→ **Task**
In the listing below, count the lines with "label" and report only the figure.

→ **Records for processing**
-*-

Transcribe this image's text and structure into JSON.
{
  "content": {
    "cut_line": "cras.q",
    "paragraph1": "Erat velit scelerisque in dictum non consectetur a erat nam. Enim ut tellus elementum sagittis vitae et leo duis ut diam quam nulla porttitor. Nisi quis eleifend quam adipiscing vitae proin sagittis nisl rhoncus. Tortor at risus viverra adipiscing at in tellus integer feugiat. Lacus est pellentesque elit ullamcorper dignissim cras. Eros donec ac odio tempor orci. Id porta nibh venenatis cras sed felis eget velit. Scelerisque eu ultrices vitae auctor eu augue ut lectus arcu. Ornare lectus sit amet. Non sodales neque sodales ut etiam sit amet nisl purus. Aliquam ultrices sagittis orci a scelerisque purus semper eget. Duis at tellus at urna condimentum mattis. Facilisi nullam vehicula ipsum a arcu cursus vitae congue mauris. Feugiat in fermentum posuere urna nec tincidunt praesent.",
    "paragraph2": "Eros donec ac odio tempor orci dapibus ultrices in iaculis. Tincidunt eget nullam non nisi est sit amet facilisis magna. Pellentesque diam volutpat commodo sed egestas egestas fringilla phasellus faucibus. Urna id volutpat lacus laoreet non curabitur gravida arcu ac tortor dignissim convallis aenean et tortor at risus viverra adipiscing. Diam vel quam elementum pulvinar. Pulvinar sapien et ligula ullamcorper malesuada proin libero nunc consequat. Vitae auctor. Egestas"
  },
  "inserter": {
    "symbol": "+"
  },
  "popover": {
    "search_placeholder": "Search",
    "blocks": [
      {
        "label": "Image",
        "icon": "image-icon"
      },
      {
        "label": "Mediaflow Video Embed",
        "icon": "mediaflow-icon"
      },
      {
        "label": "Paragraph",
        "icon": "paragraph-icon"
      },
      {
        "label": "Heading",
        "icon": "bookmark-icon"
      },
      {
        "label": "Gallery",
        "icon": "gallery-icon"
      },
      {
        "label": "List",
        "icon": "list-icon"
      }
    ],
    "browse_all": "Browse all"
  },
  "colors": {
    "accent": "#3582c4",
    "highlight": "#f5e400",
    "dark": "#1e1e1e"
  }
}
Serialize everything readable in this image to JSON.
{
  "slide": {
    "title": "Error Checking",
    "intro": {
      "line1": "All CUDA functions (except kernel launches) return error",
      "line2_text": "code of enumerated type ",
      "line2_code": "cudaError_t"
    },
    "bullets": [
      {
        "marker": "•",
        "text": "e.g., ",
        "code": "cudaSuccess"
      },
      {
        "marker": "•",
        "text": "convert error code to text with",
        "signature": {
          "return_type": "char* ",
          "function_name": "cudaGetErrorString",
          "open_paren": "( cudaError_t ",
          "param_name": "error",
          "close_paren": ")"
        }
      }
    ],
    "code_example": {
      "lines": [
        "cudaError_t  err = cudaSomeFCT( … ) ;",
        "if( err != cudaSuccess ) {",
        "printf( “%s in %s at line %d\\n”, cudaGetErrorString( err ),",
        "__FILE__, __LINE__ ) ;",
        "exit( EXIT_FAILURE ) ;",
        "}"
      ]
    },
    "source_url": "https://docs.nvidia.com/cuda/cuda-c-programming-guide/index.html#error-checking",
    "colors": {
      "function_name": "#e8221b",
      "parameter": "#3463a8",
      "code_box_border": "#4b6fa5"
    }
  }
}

-*-

→ **Full solution**
6